§ **WORK REQUIRED**:
Where a line of the listing below includes the word "avatar", reproduce that line.

---------- INFORMATION GIVEN

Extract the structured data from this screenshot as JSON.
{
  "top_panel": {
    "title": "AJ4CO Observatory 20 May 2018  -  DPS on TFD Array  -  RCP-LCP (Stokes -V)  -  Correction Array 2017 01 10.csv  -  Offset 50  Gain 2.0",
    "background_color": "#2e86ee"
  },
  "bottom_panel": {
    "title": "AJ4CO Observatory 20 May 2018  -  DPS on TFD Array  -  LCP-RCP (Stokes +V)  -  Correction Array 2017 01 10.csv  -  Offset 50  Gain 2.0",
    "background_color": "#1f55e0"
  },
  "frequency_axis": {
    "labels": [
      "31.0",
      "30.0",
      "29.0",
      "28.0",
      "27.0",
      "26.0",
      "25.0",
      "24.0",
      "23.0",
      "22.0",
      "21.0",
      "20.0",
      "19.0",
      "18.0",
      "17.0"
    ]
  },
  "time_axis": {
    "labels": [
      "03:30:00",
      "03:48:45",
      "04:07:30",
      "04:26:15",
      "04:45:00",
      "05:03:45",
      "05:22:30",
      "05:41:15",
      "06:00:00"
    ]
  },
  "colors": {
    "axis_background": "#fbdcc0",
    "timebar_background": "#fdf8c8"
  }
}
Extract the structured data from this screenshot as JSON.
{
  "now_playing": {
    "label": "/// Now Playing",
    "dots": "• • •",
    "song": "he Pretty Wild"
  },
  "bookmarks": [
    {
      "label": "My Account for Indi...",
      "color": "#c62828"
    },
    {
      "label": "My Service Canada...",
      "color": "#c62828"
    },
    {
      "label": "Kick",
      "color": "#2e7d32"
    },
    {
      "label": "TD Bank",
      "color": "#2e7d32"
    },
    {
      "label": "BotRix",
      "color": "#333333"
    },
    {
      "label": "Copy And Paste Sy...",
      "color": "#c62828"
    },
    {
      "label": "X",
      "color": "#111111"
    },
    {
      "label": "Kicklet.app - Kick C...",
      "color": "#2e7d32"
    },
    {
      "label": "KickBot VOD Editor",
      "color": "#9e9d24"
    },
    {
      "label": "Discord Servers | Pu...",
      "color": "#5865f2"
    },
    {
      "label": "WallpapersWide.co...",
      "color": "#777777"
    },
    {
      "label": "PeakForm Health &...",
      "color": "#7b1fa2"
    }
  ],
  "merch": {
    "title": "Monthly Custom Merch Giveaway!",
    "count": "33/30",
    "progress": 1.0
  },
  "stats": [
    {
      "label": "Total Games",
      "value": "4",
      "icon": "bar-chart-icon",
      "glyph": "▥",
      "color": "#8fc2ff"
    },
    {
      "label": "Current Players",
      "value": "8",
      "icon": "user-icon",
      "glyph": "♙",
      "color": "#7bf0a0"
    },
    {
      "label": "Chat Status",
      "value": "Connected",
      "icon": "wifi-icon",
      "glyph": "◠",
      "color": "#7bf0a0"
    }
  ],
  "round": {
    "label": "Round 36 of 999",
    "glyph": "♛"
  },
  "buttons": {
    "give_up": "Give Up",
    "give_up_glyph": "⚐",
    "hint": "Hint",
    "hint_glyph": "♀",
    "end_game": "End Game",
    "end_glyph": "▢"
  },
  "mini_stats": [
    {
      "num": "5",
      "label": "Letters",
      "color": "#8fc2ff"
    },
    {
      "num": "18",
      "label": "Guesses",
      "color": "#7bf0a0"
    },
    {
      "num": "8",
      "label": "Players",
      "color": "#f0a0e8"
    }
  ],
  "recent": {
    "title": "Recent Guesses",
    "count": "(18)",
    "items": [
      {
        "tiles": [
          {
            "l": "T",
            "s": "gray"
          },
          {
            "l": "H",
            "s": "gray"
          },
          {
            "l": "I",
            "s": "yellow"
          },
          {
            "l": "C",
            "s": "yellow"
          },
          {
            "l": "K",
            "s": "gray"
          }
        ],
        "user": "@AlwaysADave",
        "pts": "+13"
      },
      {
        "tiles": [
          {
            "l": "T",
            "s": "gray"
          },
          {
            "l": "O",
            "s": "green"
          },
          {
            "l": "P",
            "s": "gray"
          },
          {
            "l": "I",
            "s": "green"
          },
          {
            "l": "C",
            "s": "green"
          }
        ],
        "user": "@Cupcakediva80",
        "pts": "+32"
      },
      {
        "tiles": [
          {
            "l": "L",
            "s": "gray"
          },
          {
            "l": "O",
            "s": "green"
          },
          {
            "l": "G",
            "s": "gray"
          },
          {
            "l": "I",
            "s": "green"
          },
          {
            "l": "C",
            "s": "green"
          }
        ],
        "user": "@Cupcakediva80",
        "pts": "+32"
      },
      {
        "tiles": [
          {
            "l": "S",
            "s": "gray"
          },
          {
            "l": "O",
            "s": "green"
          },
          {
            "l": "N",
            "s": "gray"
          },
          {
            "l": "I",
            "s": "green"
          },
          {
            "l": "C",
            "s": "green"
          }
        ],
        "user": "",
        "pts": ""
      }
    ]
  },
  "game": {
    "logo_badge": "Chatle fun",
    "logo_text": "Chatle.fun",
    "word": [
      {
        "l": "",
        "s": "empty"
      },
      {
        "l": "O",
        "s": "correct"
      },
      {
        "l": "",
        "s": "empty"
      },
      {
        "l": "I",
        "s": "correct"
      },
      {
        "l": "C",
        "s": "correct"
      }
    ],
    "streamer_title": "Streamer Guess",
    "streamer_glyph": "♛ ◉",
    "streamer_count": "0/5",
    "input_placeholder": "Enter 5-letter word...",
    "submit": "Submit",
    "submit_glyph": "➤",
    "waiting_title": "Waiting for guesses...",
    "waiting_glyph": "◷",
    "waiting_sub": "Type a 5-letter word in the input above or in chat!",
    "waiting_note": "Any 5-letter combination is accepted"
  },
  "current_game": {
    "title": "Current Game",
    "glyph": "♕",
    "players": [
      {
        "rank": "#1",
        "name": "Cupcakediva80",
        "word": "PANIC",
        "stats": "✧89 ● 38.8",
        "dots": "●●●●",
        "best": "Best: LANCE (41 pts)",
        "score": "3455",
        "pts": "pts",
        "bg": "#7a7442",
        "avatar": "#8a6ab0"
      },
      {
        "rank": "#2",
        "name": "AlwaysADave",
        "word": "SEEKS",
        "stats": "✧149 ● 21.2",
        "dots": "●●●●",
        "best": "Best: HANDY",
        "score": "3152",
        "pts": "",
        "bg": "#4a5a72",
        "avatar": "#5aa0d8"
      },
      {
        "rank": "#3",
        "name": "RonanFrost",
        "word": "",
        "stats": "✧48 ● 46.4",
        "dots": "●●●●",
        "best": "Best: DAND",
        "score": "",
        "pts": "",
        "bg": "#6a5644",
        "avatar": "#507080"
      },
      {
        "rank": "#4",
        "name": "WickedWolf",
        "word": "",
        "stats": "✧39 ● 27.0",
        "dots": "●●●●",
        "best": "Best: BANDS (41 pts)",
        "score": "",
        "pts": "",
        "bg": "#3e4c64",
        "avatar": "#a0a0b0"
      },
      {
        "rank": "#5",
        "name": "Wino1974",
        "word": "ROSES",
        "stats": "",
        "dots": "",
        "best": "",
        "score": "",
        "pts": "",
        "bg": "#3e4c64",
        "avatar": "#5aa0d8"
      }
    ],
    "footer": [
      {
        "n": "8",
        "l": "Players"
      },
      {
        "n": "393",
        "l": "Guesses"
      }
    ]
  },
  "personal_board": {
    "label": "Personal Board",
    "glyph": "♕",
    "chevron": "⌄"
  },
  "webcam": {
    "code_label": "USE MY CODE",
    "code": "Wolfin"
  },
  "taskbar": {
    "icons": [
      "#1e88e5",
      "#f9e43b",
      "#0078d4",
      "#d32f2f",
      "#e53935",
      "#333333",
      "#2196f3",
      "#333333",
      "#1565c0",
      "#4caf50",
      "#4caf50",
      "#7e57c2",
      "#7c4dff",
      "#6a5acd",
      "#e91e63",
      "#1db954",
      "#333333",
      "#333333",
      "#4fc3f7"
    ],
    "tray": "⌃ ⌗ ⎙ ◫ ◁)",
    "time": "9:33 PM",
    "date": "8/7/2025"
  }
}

--------------------

§ **CORRECT RESULT**:
        "avatar": "#8a6ab0"
        "avatar": "#5aa0d8"
        "avatar": "#507080"
        "avatar": "#a0a0b0"
        "avatar": "#5aa0d8"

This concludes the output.